[Entries with figure data]
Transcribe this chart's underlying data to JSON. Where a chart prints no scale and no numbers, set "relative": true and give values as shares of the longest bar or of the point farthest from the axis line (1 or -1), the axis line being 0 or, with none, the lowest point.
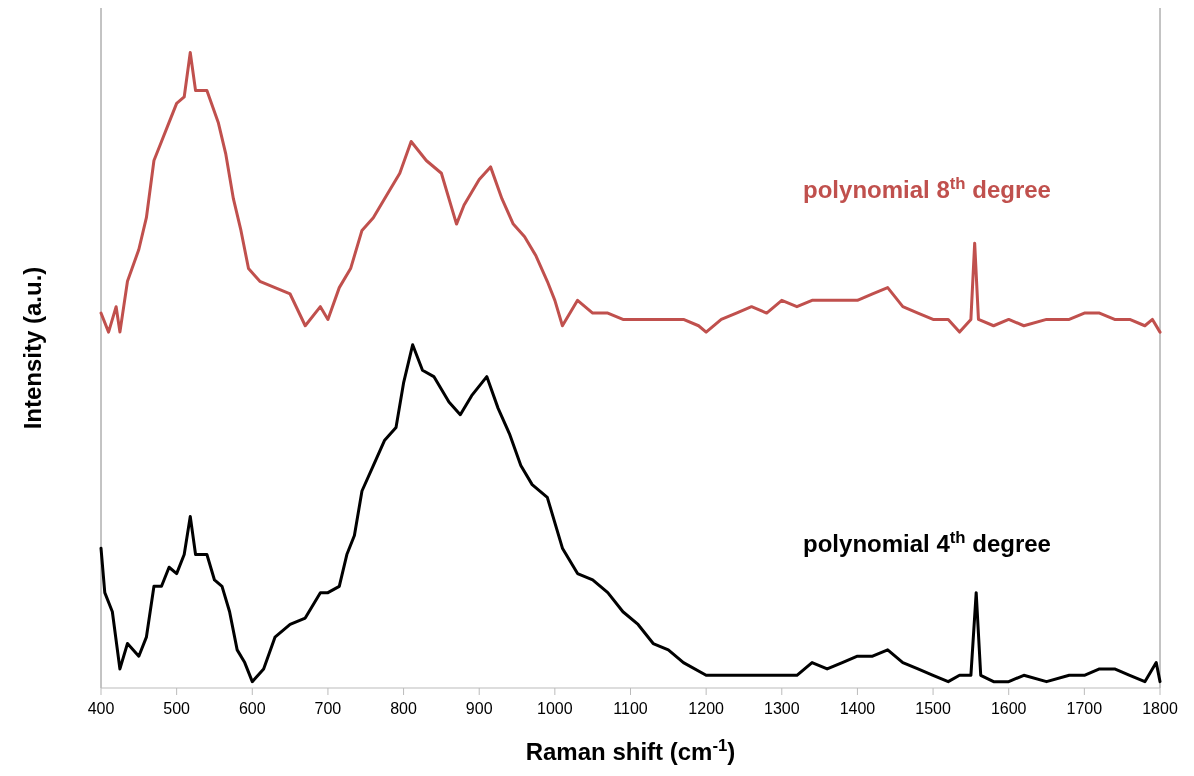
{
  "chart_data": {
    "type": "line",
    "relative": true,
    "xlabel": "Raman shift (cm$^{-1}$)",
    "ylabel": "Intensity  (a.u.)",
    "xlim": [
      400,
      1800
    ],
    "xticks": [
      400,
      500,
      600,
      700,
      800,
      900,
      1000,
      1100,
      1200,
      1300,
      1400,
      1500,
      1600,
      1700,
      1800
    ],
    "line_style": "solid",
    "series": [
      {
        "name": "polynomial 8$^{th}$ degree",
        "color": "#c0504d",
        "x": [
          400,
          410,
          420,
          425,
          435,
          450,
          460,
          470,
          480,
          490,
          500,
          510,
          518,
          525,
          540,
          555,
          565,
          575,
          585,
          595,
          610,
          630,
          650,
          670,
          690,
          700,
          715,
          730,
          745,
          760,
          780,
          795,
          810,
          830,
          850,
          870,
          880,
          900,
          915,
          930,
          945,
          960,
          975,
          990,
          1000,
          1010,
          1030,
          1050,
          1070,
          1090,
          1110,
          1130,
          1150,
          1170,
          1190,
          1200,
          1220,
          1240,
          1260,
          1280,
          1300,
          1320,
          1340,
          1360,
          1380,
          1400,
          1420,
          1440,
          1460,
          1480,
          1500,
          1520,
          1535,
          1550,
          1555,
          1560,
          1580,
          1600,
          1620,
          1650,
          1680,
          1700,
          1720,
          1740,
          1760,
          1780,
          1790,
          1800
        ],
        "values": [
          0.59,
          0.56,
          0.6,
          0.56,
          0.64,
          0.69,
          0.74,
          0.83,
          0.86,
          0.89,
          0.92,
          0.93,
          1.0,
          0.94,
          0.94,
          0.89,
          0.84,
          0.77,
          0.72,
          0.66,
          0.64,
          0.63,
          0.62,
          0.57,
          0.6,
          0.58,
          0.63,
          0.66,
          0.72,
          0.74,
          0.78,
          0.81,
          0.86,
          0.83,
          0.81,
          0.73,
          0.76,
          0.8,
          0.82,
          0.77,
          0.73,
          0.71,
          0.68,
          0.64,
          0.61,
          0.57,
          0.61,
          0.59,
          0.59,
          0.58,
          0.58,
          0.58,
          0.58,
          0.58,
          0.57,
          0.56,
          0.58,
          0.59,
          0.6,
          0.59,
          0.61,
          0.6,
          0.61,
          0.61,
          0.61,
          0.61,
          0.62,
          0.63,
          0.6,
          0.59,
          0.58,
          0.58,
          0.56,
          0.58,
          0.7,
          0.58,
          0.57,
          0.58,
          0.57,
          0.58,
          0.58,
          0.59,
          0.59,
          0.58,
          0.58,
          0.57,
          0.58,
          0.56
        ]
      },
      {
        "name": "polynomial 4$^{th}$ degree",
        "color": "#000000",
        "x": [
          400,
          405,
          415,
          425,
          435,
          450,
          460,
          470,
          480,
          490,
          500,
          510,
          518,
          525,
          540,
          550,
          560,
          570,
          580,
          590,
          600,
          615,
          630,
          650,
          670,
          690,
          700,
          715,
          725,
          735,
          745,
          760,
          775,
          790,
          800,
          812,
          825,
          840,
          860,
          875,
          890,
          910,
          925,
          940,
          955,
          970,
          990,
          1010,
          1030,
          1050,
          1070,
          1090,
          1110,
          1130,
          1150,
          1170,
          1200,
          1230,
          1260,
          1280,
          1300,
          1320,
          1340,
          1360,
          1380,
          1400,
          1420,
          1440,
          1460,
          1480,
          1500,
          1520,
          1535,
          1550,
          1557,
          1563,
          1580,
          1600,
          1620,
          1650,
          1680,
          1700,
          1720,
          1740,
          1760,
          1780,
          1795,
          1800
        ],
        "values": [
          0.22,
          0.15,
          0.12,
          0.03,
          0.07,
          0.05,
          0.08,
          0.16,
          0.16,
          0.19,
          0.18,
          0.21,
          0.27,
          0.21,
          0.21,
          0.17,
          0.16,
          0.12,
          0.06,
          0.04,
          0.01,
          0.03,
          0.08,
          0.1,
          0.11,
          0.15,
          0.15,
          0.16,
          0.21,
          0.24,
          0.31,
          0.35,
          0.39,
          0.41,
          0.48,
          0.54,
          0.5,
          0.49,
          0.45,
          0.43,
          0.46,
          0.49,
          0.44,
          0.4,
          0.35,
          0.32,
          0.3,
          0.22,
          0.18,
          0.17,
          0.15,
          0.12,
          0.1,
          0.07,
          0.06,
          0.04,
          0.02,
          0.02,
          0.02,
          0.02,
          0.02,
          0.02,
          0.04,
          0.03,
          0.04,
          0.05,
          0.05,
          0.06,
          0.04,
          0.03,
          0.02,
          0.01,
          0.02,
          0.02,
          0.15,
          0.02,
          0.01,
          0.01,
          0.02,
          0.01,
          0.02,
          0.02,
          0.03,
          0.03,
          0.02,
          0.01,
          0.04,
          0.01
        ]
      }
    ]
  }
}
---
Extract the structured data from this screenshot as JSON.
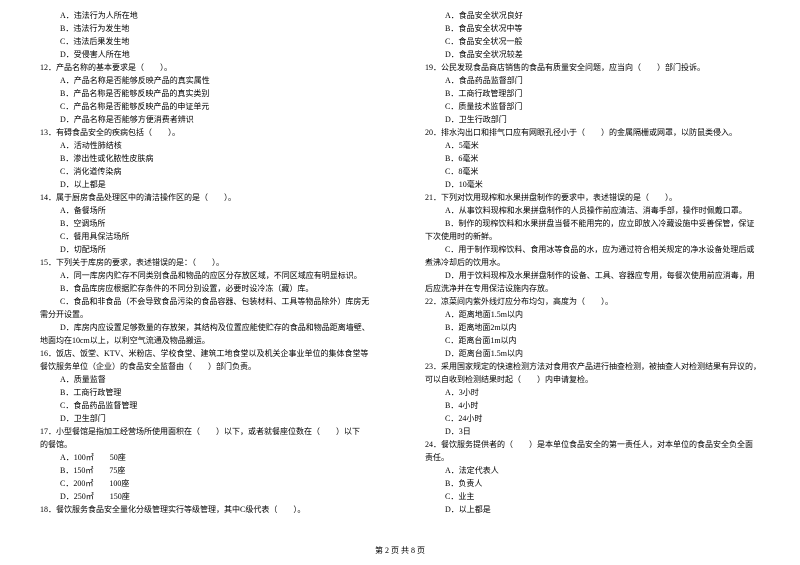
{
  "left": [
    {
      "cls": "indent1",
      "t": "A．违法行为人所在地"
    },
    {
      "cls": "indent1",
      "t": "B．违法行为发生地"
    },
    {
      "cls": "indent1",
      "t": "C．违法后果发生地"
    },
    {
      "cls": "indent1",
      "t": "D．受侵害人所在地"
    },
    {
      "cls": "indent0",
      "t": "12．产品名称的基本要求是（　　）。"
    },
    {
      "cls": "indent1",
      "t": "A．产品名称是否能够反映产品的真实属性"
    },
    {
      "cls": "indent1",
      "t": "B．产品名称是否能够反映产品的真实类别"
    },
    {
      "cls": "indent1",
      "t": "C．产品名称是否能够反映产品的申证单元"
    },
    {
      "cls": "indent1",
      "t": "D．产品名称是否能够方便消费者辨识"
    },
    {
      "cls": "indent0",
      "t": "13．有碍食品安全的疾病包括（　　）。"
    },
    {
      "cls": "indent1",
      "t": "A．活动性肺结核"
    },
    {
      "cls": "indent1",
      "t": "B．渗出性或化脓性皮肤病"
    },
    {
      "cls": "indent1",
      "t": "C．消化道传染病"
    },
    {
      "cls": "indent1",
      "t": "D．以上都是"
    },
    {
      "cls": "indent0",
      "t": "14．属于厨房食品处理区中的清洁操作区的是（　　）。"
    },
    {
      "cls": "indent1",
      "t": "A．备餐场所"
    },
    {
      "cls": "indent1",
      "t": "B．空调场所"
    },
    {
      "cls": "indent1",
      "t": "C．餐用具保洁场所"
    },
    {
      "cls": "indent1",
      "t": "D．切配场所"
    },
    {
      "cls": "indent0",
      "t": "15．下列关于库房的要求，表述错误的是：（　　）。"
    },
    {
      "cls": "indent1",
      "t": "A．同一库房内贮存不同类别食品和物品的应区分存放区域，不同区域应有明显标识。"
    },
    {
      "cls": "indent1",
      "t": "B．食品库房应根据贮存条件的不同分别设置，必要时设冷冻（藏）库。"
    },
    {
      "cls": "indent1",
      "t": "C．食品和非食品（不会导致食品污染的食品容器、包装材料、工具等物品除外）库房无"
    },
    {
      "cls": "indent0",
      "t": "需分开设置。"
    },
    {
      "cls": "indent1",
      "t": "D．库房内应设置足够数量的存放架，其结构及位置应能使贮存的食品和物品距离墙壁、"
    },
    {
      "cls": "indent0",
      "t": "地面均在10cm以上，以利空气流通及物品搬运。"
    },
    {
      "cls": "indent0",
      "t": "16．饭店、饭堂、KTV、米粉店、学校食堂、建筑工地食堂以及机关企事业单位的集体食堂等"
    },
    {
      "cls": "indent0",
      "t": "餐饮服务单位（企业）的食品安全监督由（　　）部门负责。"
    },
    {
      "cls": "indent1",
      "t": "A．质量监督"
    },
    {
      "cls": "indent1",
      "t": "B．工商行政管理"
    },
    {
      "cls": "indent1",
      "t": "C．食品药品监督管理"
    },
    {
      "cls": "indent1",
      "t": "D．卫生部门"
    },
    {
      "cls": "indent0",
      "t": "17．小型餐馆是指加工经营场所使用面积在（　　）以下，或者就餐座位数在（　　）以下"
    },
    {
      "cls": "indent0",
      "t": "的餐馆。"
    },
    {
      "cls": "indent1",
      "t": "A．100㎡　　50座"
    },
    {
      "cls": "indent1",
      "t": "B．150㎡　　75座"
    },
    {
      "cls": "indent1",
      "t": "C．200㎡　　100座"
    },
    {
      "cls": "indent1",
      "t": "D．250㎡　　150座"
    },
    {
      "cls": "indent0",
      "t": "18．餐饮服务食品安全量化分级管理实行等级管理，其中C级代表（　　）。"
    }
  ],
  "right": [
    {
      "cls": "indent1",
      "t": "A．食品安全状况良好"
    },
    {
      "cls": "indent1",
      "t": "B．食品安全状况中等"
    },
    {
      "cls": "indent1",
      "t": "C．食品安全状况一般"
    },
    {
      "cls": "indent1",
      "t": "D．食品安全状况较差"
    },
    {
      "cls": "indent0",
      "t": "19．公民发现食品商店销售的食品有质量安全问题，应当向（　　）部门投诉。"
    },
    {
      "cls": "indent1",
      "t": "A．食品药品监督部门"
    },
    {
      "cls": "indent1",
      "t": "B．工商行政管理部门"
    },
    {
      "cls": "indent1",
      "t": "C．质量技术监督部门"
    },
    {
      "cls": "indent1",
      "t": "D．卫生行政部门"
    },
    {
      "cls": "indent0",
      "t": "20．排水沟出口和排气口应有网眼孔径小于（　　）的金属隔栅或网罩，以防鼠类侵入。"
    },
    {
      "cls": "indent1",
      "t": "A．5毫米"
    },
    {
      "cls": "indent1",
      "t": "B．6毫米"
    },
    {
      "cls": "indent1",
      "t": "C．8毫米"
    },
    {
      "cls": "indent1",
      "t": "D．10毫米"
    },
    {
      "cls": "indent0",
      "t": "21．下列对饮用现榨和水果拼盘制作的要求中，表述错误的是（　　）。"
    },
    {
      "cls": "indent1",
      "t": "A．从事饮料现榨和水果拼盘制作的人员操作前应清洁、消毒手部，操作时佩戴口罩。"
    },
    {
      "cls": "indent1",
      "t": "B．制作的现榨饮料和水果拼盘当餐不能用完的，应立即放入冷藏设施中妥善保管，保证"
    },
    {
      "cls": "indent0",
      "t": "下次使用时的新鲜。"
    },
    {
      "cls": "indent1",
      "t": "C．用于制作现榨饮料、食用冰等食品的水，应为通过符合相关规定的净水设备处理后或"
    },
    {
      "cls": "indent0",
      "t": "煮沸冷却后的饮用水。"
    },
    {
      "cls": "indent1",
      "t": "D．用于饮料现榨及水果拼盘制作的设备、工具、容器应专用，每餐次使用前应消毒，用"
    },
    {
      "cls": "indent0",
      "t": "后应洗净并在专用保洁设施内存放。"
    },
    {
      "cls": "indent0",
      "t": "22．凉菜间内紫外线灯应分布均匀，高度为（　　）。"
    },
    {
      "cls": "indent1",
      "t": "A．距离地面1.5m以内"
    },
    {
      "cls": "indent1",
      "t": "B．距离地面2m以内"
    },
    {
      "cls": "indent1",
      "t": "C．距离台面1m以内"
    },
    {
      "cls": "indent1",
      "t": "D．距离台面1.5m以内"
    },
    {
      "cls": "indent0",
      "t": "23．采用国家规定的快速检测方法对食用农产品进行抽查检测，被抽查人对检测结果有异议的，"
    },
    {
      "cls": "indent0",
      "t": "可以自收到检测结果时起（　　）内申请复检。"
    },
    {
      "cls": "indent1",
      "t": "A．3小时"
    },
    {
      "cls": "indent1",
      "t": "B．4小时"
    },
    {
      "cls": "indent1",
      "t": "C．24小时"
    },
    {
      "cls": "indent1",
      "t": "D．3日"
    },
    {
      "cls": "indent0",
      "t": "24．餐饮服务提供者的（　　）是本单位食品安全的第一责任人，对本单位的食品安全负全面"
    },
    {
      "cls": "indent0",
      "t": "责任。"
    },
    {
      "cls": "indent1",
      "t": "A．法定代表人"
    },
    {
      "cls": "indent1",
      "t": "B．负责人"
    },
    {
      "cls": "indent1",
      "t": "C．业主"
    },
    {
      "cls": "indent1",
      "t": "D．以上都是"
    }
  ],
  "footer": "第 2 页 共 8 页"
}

> Work to do: Give the number of lines in the material above that have the word "degree" in them, and nothing more.

> Right answer: 2